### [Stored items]
>>>
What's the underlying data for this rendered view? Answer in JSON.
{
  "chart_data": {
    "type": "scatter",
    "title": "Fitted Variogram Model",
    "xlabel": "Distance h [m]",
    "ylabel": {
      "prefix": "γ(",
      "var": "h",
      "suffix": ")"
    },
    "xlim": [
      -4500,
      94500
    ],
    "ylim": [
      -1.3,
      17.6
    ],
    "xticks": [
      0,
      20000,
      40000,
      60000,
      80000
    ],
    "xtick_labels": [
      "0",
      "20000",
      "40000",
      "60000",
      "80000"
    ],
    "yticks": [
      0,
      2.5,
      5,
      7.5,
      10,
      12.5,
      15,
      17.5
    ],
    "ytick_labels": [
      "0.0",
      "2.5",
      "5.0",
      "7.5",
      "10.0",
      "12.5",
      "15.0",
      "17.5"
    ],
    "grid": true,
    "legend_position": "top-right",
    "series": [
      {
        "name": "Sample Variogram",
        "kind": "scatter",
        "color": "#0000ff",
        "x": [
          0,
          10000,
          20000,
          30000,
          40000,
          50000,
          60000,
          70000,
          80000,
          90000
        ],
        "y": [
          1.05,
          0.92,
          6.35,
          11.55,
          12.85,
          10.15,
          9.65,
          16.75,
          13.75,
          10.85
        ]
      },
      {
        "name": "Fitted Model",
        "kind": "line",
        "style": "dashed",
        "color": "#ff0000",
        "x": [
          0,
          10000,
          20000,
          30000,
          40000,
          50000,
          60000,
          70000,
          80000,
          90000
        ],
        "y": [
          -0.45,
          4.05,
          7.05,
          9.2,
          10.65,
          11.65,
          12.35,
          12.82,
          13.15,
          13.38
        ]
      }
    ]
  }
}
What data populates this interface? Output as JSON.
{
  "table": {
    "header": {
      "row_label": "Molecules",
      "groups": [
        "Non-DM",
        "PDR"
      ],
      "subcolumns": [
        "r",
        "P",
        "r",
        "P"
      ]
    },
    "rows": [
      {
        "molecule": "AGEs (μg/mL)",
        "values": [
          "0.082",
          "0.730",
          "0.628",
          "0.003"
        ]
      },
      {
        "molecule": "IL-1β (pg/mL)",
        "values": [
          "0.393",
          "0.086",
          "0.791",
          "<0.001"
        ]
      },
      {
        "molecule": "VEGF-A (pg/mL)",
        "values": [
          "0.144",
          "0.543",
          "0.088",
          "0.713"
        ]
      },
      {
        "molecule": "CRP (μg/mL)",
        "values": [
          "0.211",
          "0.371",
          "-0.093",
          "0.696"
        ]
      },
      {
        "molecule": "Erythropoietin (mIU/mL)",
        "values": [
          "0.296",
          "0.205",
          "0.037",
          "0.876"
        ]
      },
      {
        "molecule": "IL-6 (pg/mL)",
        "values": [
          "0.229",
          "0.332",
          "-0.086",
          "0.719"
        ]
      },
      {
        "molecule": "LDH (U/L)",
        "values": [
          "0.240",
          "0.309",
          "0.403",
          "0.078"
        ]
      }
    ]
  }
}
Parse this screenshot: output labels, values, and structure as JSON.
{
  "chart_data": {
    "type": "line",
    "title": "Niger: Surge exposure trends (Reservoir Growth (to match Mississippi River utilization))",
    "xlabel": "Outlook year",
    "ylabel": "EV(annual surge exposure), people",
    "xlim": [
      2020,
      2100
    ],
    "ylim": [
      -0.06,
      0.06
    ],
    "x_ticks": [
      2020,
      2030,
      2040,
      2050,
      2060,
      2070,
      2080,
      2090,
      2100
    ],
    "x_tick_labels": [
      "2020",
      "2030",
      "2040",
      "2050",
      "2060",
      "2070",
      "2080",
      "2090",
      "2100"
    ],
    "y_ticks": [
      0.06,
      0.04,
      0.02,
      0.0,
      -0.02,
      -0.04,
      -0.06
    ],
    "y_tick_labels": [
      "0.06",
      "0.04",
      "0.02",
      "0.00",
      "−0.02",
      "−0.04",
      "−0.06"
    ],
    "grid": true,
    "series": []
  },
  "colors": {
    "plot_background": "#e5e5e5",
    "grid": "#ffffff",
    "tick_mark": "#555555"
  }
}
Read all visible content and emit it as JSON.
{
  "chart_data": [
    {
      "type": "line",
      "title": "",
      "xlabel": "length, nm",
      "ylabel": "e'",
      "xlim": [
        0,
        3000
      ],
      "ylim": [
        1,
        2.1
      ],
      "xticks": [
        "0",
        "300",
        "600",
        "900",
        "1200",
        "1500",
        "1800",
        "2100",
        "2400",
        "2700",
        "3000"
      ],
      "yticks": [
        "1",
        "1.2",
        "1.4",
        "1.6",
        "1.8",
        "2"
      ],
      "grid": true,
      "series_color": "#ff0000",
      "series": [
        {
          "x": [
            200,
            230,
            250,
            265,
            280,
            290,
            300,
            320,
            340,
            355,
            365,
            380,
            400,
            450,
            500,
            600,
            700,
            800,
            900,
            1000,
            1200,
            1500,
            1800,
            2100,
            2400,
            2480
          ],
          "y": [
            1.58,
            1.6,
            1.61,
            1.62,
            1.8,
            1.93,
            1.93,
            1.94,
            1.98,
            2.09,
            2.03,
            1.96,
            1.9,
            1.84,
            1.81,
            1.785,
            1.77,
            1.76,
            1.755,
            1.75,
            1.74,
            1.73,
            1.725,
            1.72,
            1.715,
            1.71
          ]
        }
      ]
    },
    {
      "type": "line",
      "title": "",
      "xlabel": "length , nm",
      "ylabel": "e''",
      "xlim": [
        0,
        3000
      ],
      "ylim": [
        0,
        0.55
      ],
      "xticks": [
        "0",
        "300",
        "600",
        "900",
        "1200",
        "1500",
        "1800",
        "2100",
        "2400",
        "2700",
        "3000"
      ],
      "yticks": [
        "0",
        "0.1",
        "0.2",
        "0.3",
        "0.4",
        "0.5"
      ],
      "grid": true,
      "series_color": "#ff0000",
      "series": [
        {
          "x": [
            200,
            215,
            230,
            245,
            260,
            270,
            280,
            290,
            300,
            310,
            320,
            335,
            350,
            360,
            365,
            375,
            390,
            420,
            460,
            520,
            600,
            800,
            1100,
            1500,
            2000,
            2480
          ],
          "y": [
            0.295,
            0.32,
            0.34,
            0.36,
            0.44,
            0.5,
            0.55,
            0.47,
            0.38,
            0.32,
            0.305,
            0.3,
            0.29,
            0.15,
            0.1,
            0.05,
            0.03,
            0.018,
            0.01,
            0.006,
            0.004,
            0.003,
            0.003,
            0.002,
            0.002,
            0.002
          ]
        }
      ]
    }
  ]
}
<<<
### [TASK BRIEF]
From the entries above, copy every line where the word "ylabel" shows up.

### [ANSWER IN FULL]
    "ylabel": {
    "ylabel": "EV(annual surge exposure), people",
      "ylabel": "e'",
      "ylabel": "e''",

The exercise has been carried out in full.